TEXT SECTION:
- Joined
- Mar 11, 2016
Sudbury Schools/Free Schools
Free schools, also called Sudbury schools, first started to emerge in the counterculture movement of the 60s/70s. These weren't just hippy schools where students followed a new-age or "make love not war" curriculum, these were schools with no formal curriculum or teachers, mixing of students of all ages, and where students had the absolute right to determine what (if anything) they studied.
Sudbury Valley School (SVS), the first Sudbury school, was founded in 1968 by Daniel Greenberg, a physicist with no education or child development background; from there, thirty-plus schools in multiple countries have opened based on the exact same model. This OP is going to focus on SVS, but the thread's open to dirt/discussion on any of the Sudbury/free schools.
Mr. Greenberg did an interview with a British station, some of the highlights from which were:
* Greenberg believes that children should be given the same autonomy and credence as grown adults from the age of 4 (+ or -).
* Adult supervision is not a given, and students can spend the day playing videogames if they want
* Honor system used for attendance, students only need to show up 5 1/2 hours a day (legal minimum) and have significant flexibility in arrival/departure time.
This is already playing with fire, but it gets worse somehow: The Sudbury Valley "school" isn't there to educate or support kids, and in some ways it even encourages bad habits.

DATA SECTION:
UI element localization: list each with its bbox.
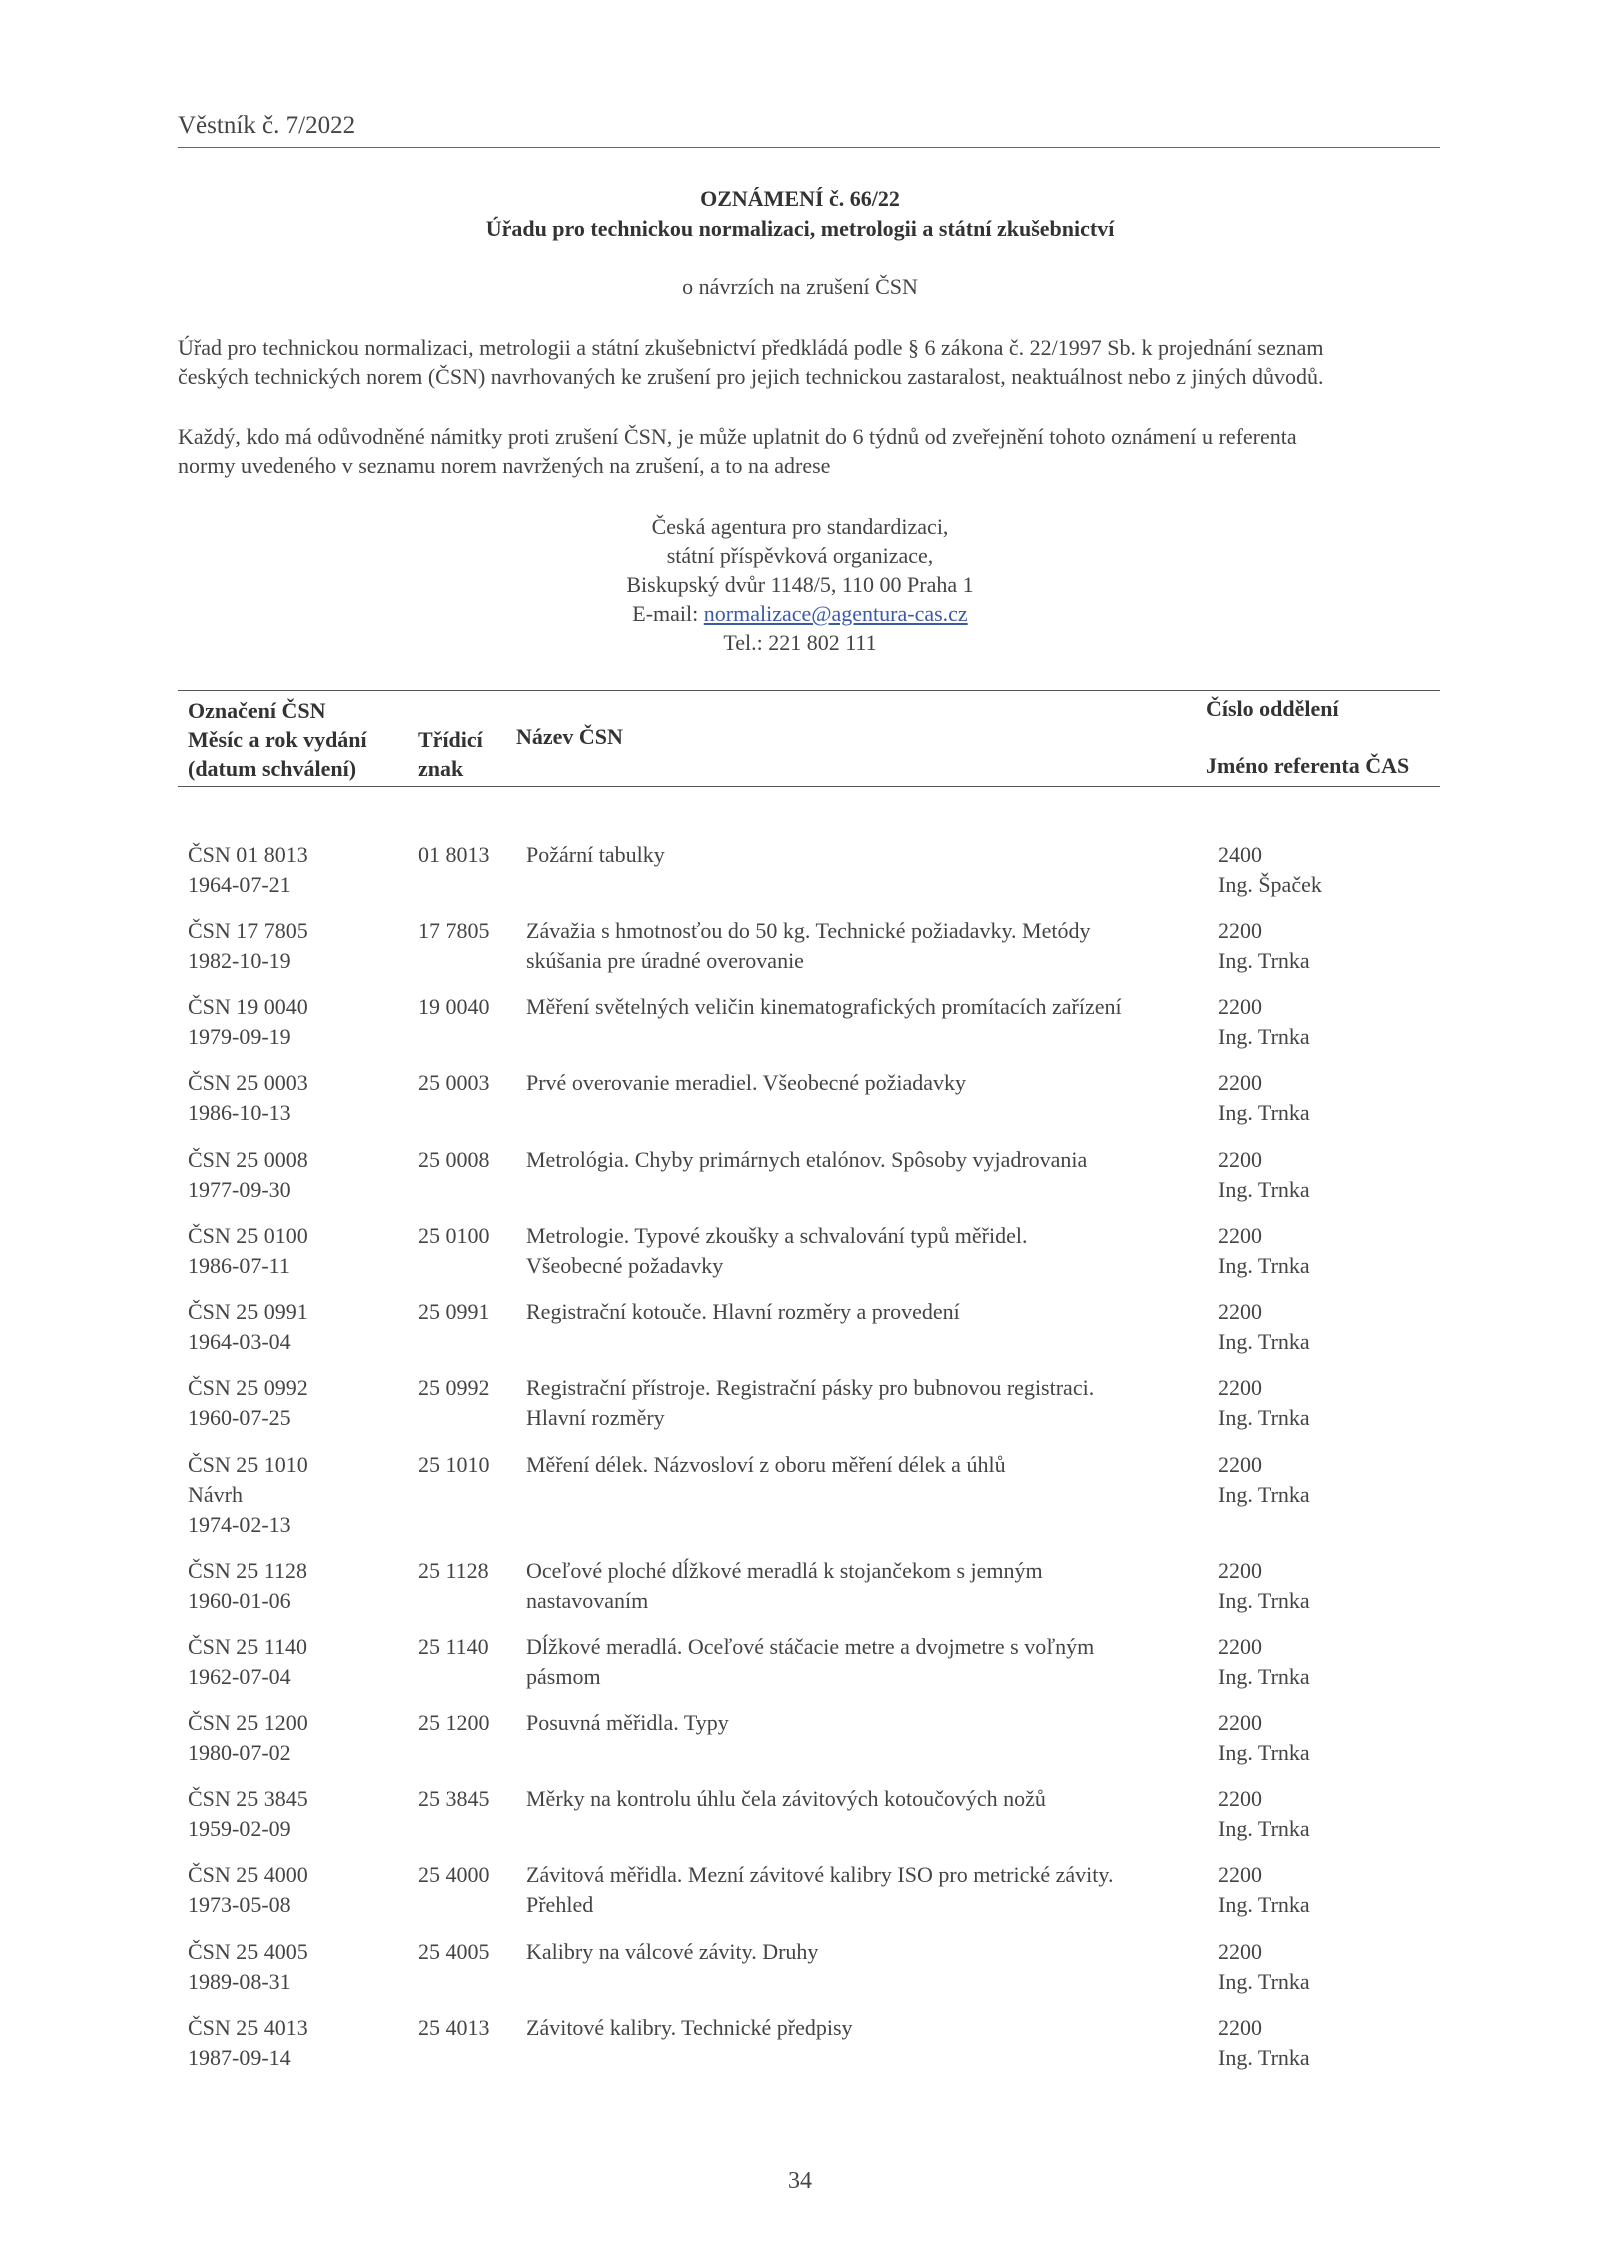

AIM OF THE TASK:
Repeat the post about Sudbury schools from "Sudbury Valley School" to "in arrival/departure time.".

RESULT FOR THIS TASK:
Sudbury Valley School (SVS), the first Sudbury school, was founded in 1968 by Daniel Greenberg, a physicist with no education or child development background; from there, thirty-plus schools in multiple countries have opened based on the exact same model. This OP is going to focus on SVS, but the thread's open to dirt/discussion on any of the Sudbury/free schools.
Mr. Greenberg did an interview with a British station, some of the highlights from which were:
* Greenberg believes that children should be given the same autonomy and credence as grown adults from the age of 4 (+ or -).
* Adult supervision is not a given, and students can spend the day playing videogames if they want
* Honor system used for attendance, students only need to show up 5 1/2 hours a day (legal minimum) and have significant flexibility in arrival/departure time.